*Task brief*. Where the data below has the string "sosial", return the whole line.

*Data in this exercise*.
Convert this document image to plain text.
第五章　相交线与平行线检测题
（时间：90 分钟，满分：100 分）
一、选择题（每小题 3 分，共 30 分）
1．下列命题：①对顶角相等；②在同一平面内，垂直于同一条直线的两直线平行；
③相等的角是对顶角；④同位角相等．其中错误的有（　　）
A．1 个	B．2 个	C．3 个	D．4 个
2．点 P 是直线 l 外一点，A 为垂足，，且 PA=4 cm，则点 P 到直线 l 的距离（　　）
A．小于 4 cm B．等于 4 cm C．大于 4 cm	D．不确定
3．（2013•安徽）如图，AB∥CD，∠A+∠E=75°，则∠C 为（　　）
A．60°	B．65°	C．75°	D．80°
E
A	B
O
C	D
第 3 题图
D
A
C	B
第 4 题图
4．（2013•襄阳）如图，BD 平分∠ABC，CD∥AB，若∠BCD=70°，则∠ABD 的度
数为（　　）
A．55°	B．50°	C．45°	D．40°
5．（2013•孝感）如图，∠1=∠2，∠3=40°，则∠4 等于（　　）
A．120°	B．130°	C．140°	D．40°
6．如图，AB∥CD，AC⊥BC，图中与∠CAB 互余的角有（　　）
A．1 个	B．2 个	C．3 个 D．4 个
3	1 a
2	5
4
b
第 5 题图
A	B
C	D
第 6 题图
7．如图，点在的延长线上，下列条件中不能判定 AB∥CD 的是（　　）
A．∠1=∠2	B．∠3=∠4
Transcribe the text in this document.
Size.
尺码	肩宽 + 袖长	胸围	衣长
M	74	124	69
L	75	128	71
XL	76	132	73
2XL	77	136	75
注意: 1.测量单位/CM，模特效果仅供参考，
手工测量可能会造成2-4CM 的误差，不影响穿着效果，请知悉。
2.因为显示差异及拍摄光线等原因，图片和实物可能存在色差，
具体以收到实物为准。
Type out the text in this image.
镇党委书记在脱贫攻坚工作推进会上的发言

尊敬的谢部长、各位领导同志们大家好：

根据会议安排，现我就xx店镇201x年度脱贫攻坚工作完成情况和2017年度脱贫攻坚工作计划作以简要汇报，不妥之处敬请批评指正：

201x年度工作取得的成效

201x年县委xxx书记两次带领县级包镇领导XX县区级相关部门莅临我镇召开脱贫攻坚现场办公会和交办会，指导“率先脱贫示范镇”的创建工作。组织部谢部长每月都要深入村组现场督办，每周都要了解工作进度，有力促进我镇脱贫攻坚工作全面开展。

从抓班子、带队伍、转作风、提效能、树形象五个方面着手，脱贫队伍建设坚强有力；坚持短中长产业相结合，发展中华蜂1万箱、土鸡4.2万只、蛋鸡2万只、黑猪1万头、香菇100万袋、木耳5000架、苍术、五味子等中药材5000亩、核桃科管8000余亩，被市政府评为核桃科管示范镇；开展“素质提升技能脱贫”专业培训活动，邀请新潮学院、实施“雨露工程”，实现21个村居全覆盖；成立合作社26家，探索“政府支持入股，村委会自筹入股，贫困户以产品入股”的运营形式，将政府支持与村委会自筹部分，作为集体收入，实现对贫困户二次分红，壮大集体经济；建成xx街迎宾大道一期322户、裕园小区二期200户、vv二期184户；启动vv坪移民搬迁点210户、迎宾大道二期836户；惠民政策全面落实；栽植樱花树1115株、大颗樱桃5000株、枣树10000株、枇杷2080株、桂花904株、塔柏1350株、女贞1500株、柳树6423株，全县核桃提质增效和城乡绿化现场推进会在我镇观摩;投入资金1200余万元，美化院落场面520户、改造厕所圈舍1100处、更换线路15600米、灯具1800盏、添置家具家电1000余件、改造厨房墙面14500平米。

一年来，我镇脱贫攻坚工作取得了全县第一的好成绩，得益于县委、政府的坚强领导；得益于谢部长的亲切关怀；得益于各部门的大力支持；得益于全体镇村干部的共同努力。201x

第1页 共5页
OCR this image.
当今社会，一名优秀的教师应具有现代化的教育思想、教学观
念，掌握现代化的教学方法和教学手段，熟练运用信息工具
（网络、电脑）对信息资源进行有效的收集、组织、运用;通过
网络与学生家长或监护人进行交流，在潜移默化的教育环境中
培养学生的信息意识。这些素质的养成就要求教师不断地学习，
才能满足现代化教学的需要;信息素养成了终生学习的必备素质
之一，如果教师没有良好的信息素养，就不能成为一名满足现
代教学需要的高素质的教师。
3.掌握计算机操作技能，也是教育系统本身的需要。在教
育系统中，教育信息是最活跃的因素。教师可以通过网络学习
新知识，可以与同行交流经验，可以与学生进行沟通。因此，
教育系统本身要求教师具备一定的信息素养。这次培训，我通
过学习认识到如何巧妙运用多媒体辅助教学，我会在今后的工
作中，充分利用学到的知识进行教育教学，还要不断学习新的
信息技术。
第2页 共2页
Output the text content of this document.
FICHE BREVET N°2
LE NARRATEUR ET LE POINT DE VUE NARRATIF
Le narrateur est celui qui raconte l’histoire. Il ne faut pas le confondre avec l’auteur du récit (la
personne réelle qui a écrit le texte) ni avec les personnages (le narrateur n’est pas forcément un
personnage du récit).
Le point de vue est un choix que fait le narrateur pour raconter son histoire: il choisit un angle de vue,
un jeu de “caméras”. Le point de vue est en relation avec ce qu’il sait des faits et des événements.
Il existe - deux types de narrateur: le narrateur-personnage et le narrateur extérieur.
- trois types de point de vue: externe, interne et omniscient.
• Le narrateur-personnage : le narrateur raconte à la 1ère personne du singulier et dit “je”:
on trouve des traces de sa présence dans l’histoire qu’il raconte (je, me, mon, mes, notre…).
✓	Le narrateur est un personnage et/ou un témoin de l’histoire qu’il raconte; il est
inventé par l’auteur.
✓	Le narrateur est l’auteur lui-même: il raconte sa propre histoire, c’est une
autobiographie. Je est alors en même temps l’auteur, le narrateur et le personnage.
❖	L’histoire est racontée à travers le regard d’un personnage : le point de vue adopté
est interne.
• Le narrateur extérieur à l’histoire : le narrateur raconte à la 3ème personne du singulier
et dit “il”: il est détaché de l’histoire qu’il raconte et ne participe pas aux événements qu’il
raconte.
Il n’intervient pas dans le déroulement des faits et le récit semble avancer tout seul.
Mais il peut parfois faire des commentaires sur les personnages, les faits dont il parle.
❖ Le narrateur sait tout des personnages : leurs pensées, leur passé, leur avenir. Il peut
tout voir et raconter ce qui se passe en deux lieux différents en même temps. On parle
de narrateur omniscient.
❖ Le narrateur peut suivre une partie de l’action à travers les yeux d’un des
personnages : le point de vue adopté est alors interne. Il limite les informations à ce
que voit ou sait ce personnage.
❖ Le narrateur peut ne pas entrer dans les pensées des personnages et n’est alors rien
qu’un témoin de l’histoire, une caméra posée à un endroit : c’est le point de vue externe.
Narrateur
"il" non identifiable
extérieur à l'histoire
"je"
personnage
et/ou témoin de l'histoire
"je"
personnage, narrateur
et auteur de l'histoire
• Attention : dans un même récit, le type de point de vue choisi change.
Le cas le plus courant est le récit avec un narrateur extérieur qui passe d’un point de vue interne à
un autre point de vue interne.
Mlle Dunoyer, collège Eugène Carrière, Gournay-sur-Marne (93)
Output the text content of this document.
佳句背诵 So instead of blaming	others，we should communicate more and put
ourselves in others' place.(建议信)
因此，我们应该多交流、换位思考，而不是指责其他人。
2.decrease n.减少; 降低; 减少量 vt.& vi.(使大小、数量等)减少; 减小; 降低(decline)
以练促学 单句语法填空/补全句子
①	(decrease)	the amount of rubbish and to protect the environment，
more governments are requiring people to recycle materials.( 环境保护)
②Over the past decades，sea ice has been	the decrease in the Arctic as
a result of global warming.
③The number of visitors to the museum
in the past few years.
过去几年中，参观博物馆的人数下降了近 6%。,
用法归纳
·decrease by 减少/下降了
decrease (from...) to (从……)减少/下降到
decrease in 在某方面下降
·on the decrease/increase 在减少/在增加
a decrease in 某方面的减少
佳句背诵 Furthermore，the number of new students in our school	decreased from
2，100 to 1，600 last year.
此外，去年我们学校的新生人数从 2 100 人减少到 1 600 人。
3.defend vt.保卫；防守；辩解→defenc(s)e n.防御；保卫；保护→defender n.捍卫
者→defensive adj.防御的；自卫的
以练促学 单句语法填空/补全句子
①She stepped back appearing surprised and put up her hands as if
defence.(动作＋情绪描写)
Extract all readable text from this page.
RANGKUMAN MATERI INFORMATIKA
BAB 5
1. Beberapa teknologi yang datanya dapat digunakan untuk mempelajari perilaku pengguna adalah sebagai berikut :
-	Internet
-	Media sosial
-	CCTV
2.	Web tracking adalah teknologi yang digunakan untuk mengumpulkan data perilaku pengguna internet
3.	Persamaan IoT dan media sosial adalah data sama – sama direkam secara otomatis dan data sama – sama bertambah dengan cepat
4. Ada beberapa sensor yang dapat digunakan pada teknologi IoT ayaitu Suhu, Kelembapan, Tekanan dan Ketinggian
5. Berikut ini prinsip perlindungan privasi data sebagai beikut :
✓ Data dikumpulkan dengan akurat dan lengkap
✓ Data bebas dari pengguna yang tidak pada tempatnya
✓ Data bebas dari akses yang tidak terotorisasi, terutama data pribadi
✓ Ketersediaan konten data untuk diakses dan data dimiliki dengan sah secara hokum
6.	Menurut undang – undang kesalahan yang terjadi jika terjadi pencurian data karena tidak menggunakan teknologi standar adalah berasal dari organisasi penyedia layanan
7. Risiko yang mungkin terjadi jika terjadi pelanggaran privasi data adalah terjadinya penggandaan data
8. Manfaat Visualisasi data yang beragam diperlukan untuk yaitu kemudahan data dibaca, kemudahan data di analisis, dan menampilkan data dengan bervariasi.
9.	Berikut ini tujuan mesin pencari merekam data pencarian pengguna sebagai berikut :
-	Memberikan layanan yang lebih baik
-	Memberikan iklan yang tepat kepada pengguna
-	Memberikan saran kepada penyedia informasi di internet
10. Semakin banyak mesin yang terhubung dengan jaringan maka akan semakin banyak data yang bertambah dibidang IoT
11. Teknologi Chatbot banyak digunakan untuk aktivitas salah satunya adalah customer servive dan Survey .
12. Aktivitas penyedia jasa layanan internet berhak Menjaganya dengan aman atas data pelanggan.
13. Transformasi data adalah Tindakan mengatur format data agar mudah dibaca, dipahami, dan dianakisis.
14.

*Task solution*.
-	Media sosial
3.	Persamaan IoT dan media sosial adalah data sama – sama direkam secara otomatis dan data sama – sama bertambah dengan cepat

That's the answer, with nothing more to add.